Begin
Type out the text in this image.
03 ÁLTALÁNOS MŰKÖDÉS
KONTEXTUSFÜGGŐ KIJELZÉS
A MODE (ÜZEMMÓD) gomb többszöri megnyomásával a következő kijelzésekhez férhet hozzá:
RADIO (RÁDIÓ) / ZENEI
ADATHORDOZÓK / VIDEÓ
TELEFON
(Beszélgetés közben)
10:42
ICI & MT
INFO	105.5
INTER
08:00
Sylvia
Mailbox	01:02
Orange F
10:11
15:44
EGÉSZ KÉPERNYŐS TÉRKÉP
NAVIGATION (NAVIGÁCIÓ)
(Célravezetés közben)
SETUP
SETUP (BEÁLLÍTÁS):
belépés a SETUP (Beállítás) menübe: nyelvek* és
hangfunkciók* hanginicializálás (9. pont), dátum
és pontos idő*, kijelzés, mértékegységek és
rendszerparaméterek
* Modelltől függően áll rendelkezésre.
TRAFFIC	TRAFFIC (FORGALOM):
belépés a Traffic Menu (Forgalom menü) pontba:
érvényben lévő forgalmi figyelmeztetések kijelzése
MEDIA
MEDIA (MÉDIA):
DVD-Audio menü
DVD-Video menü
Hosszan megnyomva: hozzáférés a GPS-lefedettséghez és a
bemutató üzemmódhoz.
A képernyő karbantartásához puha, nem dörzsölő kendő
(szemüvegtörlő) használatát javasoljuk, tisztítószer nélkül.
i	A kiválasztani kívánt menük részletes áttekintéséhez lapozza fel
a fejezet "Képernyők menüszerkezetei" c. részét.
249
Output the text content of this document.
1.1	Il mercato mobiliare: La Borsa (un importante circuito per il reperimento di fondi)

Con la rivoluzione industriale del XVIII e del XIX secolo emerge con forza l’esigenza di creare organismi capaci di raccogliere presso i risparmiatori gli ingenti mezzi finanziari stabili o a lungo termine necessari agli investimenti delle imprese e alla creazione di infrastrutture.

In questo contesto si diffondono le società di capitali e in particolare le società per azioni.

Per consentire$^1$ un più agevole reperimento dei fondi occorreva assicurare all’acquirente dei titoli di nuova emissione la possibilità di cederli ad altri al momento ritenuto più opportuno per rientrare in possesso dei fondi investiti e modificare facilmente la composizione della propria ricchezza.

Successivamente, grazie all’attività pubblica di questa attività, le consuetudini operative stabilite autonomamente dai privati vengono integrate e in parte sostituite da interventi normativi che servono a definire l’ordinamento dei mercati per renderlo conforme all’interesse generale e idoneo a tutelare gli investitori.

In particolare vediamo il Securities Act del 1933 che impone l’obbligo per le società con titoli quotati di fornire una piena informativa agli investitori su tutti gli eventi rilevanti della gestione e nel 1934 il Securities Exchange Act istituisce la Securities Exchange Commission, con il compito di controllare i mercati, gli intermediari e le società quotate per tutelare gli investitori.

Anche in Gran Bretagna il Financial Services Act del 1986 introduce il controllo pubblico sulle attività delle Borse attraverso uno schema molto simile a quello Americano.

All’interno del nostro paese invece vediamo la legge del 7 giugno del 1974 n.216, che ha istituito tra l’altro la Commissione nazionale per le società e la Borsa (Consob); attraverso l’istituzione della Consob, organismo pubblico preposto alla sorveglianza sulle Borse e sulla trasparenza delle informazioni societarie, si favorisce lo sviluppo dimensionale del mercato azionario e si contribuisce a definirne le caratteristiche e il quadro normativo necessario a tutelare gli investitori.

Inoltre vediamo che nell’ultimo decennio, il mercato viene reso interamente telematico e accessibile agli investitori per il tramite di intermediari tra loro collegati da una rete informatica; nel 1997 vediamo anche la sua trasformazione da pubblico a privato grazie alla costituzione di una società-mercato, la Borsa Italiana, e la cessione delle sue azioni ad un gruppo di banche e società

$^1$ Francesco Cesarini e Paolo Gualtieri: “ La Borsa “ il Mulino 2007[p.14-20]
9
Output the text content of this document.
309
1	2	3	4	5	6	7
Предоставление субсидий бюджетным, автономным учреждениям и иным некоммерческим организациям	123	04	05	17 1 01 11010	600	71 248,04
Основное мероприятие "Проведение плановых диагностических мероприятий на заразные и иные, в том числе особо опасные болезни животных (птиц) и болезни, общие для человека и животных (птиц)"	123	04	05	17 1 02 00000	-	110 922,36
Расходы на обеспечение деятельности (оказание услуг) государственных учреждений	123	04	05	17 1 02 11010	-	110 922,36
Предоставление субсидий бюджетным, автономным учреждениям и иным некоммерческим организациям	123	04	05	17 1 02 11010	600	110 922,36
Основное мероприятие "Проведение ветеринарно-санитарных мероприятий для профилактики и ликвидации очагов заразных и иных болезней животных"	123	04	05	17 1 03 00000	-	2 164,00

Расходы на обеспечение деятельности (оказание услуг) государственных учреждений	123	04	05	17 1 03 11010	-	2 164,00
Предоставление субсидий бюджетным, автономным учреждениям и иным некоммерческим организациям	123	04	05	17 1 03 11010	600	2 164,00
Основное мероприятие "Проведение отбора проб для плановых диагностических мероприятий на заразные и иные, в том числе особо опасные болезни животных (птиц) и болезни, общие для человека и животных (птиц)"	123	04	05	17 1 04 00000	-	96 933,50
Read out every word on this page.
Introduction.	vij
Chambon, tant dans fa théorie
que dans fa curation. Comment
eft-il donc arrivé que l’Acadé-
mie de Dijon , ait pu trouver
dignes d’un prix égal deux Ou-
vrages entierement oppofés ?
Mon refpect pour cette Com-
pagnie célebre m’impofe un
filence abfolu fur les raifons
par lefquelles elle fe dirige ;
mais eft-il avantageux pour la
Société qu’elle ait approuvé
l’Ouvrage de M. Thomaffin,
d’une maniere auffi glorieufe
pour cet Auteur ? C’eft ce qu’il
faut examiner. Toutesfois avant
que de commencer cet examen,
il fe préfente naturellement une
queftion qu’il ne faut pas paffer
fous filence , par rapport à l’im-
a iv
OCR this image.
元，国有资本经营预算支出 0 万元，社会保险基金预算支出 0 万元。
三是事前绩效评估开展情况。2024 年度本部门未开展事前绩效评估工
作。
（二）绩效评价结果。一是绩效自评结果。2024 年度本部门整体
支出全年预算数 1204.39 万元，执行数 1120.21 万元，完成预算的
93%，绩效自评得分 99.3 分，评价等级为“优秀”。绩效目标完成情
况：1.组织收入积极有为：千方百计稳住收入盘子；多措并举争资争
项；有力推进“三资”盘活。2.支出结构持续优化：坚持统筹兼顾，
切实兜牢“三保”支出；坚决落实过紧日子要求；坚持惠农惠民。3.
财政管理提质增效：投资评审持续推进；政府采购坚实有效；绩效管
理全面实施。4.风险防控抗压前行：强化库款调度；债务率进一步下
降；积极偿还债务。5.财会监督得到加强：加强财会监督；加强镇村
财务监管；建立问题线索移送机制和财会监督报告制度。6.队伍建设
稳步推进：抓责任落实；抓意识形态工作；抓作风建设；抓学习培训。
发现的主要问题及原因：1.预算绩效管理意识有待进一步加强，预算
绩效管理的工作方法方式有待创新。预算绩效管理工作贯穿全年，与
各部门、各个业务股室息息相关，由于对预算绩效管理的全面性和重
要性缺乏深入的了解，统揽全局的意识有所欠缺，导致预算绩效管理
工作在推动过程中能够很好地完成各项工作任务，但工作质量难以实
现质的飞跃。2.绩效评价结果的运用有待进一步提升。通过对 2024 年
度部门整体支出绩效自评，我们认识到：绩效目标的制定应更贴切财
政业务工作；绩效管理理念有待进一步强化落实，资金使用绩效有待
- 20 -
End
- Exercise requirements -
Return the lines above, from the one containing "OCR this image." to the end, exactly as they stand.

- Problem solution -
OCR this image.
元，国有资本经营预算支出 0 万元，社会保险基金预算支出 0 万元。
三是事前绩效评估开展情况。2024 年度本部门未开展事前绩效评估工
作。
（二）绩效评价结果。一是绩效自评结果。2024 年度本部门整体
支出全年预算数 1204.39 万元，执行数 1120.21 万元，完成预算的
93%，绩效自评得分 99.3 分，评价等级为“优秀”。绩效目标完成情
况：1.组织收入积极有为：千方百计稳住收入盘子；多措并举争资争
项；有力推进“三资”盘活。2.支出结构持续优化：坚持统筹兼顾，
切实兜牢“三保”支出；坚决落实过紧日子要求；坚持惠农惠民。3.
财政管理提质增效：投资评审持续推进；政府采购坚实有效；绩效管
理全面实施。4.风险防控抗压前行：强化库款调度；债务率进一步下
降；积极偿还债务。5.财会监督得到加强：加强财会监督；加强镇村
财务监管；建立问题线索移送机制和财会监督报告制度。6.队伍建设
稳步推进：抓责任落实；抓意识形态工作；抓作风建设；抓学习培训。
发现的主要问题及原因：1.预算绩效管理意识有待进一步加强，预算
绩效管理的工作方法方式有待创新。预算绩效管理工作贯穿全年，与
各部门、各个业务股室息息相关，由于对预算绩效管理的全面性和重
要性缺乏深入的了解，统揽全局的意识有所欠缺，导致预算绩效管理
工作在推动过程中能够很好地完成各项工作任务，但工作质量难以实
现质的飞跃。2.绩效评价结果的运用有待进一步提升。通过对 2024 年
度部门整体支出绩效自评，我们认识到：绩效目标的制定应更贴切财
政业务工作；绩效管理理念有待进一步强化落实，资金使用绩效有待
- 20 -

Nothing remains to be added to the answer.